------ INPUT MATERIAL ------
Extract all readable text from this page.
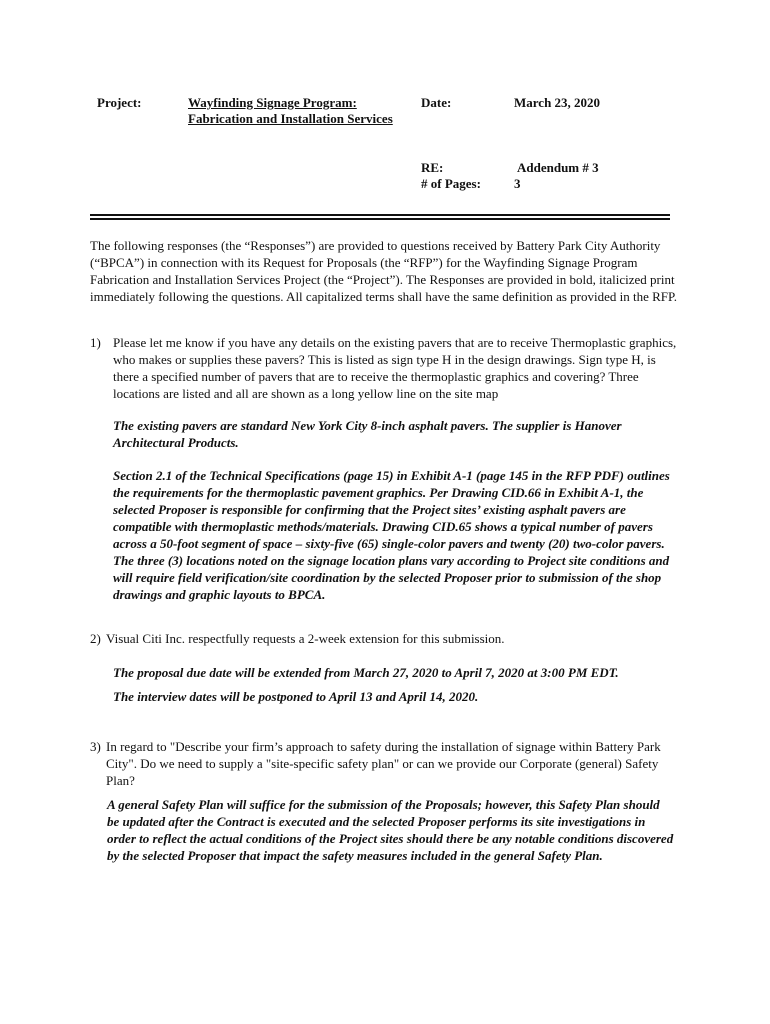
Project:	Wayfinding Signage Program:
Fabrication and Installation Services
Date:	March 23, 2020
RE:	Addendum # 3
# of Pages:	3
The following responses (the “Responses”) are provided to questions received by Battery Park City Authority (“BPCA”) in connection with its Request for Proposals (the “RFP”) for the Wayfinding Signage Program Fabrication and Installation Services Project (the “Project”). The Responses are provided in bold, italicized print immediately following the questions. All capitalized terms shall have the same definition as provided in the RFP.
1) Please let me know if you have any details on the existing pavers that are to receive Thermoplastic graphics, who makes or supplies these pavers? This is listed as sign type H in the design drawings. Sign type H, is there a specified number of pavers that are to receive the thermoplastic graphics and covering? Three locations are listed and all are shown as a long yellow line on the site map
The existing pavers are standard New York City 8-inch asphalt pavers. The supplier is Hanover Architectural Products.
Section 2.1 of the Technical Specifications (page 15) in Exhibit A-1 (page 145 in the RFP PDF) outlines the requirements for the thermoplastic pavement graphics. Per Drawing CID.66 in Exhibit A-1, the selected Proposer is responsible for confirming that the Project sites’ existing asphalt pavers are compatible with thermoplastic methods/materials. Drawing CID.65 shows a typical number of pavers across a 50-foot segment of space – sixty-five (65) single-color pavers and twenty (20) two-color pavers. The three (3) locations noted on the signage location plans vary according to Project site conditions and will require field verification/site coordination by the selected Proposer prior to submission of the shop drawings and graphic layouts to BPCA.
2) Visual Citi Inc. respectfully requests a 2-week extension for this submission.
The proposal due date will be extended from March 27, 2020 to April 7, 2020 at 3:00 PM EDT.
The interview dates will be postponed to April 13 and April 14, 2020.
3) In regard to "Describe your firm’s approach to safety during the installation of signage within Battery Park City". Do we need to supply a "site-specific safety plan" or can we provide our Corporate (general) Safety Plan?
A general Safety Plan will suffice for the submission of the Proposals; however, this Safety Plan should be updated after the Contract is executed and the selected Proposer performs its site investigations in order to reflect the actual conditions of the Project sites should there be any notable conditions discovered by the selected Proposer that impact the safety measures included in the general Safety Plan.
------
#### EXERCISE DIRECTIONS
Pull every line containing "Park" out of the records.

#### OUTPUT FOR THIS TASK
The following responses (the “Responses”) are provided to questions received by Battery Park City Authority (“BPCA”) in connection with its Request for Proposals (the “RFP”) for the Wayfinding Signage Program Fabrication and Installation Services Project (the “Project”). The Responses are provided in bold, italicized print immediately following the questions. All capitalized terms shall have the same definition as provided in the RFP.
3) In regard to "Describe your firm’s approach to safety during the installation of signage within Battery Park City". Do we need to supply a "site-specific safety plan" or can we provide our Corporate (general) Safety Plan?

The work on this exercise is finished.